> **SUPPLIED RECORDS**
────────
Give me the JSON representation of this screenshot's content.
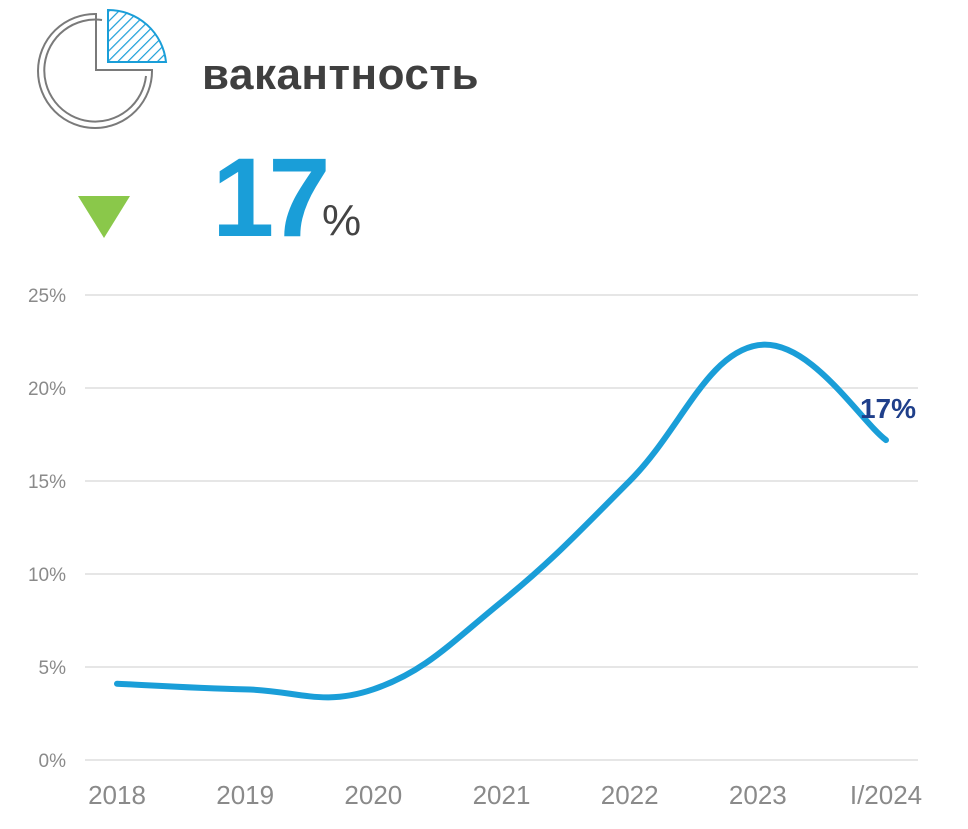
{
  "header": {
    "title": "вакантность",
    "icon": "pie-chart-icon"
  },
  "headline": {
    "value": "17",
    "unit": "%",
    "trend": "down",
    "trend_icon": "triangle-down-icon"
  },
  "colors": {
    "line": "#1a9ed8",
    "headline_value": "#1a9ed8",
    "trend_down": "#8ac84a",
    "last_label": "#1f3f8a",
    "grid": "#dddddd",
    "title": "#3f3f3f",
    "axis_text": "#8a8a8a"
  },
  "chart_data": {
    "type": "line",
    "title": "",
    "xlabel": "",
    "ylabel": "",
    "ylim": [
      0,
      25
    ],
    "y_ticks": [
      "0%",
      "5%",
      "10%",
      "15%",
      "20%",
      "25%"
    ],
    "y_tick_values": [
      0,
      5,
      10,
      15,
      20,
      25
    ],
    "categories": [
      "2018",
      "2019",
      "2020",
      "2021",
      "2022",
      "2023",
      "I/2024"
    ],
    "grid": true,
    "legend": "none",
    "series": [
      {
        "values": [
          4.1,
          3.8,
          3.8,
          8.5,
          15.0,
          22.3,
          17.2
        ]
      }
    ],
    "annotations": [
      {
        "category": "I/2024",
        "text": "17%"
      }
    ]
  }
}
────────
> **TASK**
Working from the listing above, pick out every line that has "title" and copy it.

> **ANSWER FOR THIS EXERCISE**
    "title": "вакантность",
    "title": "#3f3f3f",
    "title": "",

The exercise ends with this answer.